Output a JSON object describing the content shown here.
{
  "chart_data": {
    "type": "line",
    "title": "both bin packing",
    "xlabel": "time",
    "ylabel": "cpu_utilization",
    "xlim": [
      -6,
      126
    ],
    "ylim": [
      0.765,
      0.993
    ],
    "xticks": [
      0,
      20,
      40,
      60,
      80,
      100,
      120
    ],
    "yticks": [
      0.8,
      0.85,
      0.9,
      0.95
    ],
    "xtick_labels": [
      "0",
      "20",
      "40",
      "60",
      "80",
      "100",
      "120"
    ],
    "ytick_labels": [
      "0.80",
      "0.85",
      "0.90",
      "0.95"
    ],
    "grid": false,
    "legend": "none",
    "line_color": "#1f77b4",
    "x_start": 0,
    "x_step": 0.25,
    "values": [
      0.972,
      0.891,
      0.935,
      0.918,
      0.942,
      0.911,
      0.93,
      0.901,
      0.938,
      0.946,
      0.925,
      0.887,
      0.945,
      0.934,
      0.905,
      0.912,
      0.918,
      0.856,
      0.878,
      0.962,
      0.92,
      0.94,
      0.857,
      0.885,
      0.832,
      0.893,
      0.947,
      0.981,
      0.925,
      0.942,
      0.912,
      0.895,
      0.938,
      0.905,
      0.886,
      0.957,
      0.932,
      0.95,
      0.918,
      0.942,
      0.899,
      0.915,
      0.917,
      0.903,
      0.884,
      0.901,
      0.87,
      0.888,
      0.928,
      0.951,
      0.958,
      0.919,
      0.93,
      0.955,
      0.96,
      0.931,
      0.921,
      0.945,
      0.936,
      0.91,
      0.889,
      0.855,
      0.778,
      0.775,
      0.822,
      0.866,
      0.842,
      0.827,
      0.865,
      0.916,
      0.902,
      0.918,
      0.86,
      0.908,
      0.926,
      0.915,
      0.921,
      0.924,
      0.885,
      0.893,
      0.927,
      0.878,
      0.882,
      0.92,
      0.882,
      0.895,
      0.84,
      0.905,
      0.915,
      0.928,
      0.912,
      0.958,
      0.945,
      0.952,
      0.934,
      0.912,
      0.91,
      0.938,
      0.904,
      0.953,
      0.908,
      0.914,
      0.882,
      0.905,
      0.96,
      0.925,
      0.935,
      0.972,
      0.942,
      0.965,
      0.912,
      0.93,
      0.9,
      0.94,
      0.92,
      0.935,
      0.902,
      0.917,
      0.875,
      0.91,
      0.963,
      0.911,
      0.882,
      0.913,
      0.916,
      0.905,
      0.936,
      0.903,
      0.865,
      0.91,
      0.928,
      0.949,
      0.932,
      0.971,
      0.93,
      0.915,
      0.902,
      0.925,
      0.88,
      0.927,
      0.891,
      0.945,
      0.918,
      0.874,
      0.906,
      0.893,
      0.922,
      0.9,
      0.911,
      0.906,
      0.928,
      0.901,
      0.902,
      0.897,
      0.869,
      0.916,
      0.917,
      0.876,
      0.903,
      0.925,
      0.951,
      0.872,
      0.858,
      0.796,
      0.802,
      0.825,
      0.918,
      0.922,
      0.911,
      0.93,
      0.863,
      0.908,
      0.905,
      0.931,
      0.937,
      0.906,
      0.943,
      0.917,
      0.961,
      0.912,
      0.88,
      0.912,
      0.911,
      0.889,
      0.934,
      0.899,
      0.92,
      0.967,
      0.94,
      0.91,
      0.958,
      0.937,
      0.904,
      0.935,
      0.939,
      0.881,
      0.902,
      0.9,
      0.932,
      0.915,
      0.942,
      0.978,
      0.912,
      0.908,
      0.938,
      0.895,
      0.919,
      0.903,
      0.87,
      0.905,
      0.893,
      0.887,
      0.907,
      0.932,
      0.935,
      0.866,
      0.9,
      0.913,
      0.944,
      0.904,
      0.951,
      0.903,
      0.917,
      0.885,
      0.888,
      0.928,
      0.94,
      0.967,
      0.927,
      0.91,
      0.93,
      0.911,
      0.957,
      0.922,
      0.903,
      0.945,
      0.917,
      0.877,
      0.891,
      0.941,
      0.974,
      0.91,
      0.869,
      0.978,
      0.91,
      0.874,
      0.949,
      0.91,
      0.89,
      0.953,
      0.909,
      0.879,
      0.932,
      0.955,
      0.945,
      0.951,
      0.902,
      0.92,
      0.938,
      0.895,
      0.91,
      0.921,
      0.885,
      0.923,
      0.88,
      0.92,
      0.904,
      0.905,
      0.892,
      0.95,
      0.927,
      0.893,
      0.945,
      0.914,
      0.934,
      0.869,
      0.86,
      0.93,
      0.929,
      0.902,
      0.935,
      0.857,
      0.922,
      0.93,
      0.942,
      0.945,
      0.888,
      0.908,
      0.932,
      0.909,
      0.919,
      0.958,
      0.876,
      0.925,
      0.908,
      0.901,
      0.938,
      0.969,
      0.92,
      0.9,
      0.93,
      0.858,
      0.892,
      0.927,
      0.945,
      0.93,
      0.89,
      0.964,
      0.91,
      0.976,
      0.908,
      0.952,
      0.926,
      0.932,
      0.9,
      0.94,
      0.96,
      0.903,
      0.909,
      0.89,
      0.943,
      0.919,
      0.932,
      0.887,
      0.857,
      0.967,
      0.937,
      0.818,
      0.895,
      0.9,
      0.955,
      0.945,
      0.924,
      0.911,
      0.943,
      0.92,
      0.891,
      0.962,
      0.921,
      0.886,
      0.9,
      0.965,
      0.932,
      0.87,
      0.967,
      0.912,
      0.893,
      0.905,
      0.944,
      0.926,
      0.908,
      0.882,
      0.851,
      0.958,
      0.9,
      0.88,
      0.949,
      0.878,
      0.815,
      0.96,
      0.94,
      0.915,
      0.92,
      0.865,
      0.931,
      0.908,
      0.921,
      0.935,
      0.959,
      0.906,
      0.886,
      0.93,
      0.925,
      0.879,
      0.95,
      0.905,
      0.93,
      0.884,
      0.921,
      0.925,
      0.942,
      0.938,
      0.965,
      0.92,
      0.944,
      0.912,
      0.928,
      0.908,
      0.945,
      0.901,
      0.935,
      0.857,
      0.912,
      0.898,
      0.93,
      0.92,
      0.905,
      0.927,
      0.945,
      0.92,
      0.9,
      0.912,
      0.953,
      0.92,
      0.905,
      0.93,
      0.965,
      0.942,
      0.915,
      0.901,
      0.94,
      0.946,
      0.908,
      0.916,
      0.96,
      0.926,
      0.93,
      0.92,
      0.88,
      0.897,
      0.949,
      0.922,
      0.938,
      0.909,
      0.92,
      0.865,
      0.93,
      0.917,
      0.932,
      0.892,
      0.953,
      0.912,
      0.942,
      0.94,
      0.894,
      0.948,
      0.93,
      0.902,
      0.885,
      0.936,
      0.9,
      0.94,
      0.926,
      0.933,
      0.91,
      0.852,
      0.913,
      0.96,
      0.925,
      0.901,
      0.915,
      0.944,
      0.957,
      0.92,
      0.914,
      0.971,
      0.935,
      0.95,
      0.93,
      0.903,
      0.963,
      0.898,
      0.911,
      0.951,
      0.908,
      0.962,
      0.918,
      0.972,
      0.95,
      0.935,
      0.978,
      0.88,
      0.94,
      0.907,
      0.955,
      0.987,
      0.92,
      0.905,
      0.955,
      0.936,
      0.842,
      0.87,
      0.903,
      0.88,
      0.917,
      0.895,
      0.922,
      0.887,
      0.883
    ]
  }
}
● ● ●
#### [Exercise requirements]
Using the listing above, reproduce each line without omission.

#### [Solution for this task]
Output a JSON object describing the content shown here.
{
  "chart_data": {
    "type": "line",
    "title": "both bin packing",
    "xlabel": "time",
    "ylabel": "cpu_utilization",
    "xlim": [
      -6,
      126
    ],
    "ylim": [
      0.765,
      0.993
    ],
    "xticks": [
      0,
      20,
      40,
      60,
      80,
      100,
      120
    ],
    "yticks": [
      0.8,
      0.85,
      0.9,
      0.95
    ],
    "xtick_labels": [
      "0",
      "20",
      "40",
      "60",
      "80",
      "100",
      "120"
    ],
    "ytick_labels": [
      "0.80",
      "0.85",
      "0.90",
      "0.95"
    ],
    "grid": false,
    "legend": "none",
    "line_color": "#1f77b4",
    "x_start": 0,
    "x_step": 0.25,
    "values": [
      0.972,
      0.891,
      0.935,
      0.918,
      0.942,
      0.911,
      0.93,
      0.901,
      0.938,
      0.946,
      0.925,
      0.887,
      0.945,
      0.934,
      0.905,
      0.912,
      0.918,
      0.856,
      0.878,
      0.962,
      0.92,
      0.94,
      0.857,
      0.885,
      0.832,
      0.893,
      0.947,
      0.981,
      0.925,
      0.942,
      0.912,
      0.895,
      0.938,
      0.905,
      0.886,
      0.957,
      0.932,
      0.95,
      0.918,
      0.942,
      0.899,
      0.915,
      0.917,
      0.903,
      0.884,
      0.901,
      0.87,
      0.888,
      0.928,
      0.951,
      0.958,
      0.919,
      0.93,
      0.955,
      0.96,
      0.931,
      0.921,
      0.945,
      0.936,
      0.91,
      0.889,
      0.855,
      0.778,
      0.775,
      0.822,
      0.866,
      0.842,
      0.827,
      0.865,
      0.916,
      0.902,
      0.918,
      0.86,
      0.908,
      0.926,
      0.915,
      0.921,
      0.924,
      0.885,
      0.893,
      0.927,
      0.878,
      0.882,
      0.92,
      0.882,
      0.895,
      0.84,
      0.905,
      0.915,
      0.928,
      0.912,
      0.958,
      0.945,
      0.952,
      0.934,
      0.912,
      0.91,
      0.938,
      0.904,
      0.953,
      0.908,
      0.914,
      0.882,
      0.905,
      0.96,
      0.925,
      0.935,
      0.972,
      0.942,
      0.965,
      0.912,
      0.93,
      0.9,
      0.94,
      0.92,
      0.935,
      0.902,
      0.917,
      0.875,
      0.91,
      0.963,
      0.911,
      0.882,
      0.913,
      0.916,
      0.905,
      0.936,
      0.903,
      0.865,
      0.91,
      0.928,
      0.949,
      0.932,
      0.971,
      0.93,
      0.915,
      0.902,
      0.925,
      0.88,
      0.927,
      0.891,
      0.945,
      0.918,
      0.874,
      0.906,
      0.893,
      0.922,
      0.9,
      0.911,
      0.906,
      0.928,
      0.901,
      0.902,
      0.897,
      0.869,
      0.916,
      0.917,
      0.876,
      0.903,
      0.925,
      0.951,
      0.872,
      0.858,
      0.796,
      0.802,
      0.825,
      0.918,
      0.922,
      0.911,
      0.93,
      0.863,
      0.908,
      0.905,
      0.931,
      0.937,
      0.906,
      0.943,
      0.917,
      0.961,
      0.912,
      0.88,
      0.912,
      0.911,
      0.889,
      0.934,
      0.899,
      0.92,
      0.967,
      0.94,
      0.91,
      0.958,
      0.937,
      0.904,
      0.935,
      0.939,
      0.881,
      0.902,
      0.9,
      0.932,
      0.915,
      0.942,
      0.978,
      0.912,
      0.908,
      0.938,
      0.895,
      0.919,
      0.903,
      0.87,
      0.905,
      0.893,
      0.887,
      0.907,
      0.932,
      0.935,
      0.866,
      0.9,
      0.913,
      0.944,
      0.904,
      0.951,
      0.903,
      0.917,
      0.885,
      0.888,
      0.928,
      0.94,
      0.967,
      0.927,
      0.91,
      0.93,
      0.911,
      0.957,
      0.922,
      0.903,
      0.945,
      0.917,
      0.877,
      0.891,
      0.941,
      0.974,
      0.91,
      0.869,
      0.978,
      0.91,
      0.874,
      0.949,
      0.91,
      0.89,
      0.953,
      0.909,
      0.879,
      0.932,
      0.955,
      0.945,
      0.951,
      0.902,
      0.92,
      0.938,
      0.895,
      0.91,
      0.921,
      0.885,
      0.923,
      0.88,
      0.92,
      0.904,
      0.905,
      0.892,
      0.95,
      0.927,
      0.893,
      0.945,
      0.914,
      0.934,
      0.869,
      0.86,
      0.93,
      0.929,
      0.902,
      0.935,
      0.857,
      0.922,
      0.93,
      0.942,
      0.945,
      0.888,
      0.908,
      0.932,
      0.909,
      0.919,
      0.958,
      0.876,
      0.925,
      0.908,
      0.901,
      0.938,
      0.969,
      0.92,
      0.9,
      0.93,
      0.858,
      0.892,
      0.927,
      0.945,
      0.93,
      0.89,
      0.964,
      0.91,
      0.976,
      0.908,
      0.952,
      0.926,
      0.932,
      0.9,
      0.94,
      0.96,
      0.903,
      0.909,
      0.89,
      0.943,
      0.919,
      0.932,
      0.887,
      0.857,
      0.967,
      0.937,
      0.818,
      0.895,
      0.9,
      0.955,
      0.945,
      0.924,
      0.911,
      0.943,
      0.92,
      0.891,
      0.962,
      0.921,
      0.886,
      0.9,
      0.965,
      0.932,
      0.87,
      0.967,
      0.912,
      0.893,
      0.905,
      0.944,
      0.926,
      0.908,
      0.882,
      0.851,
      0.958,
      0.9,
      0.88,
      0.949,
      0.878,
      0.815,
      0.96,
      0.94,
      0.915,
      0.92,
      0.865,
      0.931,
      0.908,
      0.921,
      0.935,
      0.959,
      0.906,
      0.886,
      0.93,
      0.925,
      0.879,
      0.95,
      0.905,
      0.93,
      0.884,
      0.921,
      0.925,
      0.942,
      0.938,
      0.965,
      0.92,
      0.944,
      0.912,
      0.928,
      0.908,
      0.945,
      0.901,
      0.935,
      0.857,
      0.912,
      0.898,
      0.93,
      0.92,
      0.905,
      0.927,
      0.945,
      0.92,
      0.9,
      0.912,
      0.953,
      0.92,
      0.905,
      0.93,
      0.965,
      0.942,
      0.915,
      0.901,
      0.94,
      0.946,
      0.908,
      0.916,
      0.96,
      0.926,
      0.93,
      0.92,
      0.88,
      0.897,
      0.949,
      0.922,
      0.938,
      0.909,
      0.92,
      0.865,
      0.93,
      0.917,
      0.932,
      0.892,
      0.953,
      0.912,
      0.942,
      0.94,
      0.894,
      0.948,
      0.93,
      0.902,
      0.885,
      0.936,
      0.9,
      0.94,
      0.926,
      0.933,
      0.91,
      0.852,
      0.913,
      0.96,
      0.925,
      0.901,
      0.915,
      0.944,
      0.957,
      0.92,
      0.914,
      0.971,
      0.935,
      0.95,
      0.93,
      0.903,
      0.963,
      0.898,
      0.911,
      0.951,
      0.908,
      0.962,
      0.918,
      0.972,
      0.95,
      0.935,
      0.978,
      0.88,
      0.94,
      0.907,
      0.955,
      0.987,
      0.92,
      0.905,
      0.955,
      0.936,
      0.842,
      0.87,
      0.903,
      0.88,
      0.917,
      0.895,
      0.922,
      0.887,
      0.883
    ]
  }
}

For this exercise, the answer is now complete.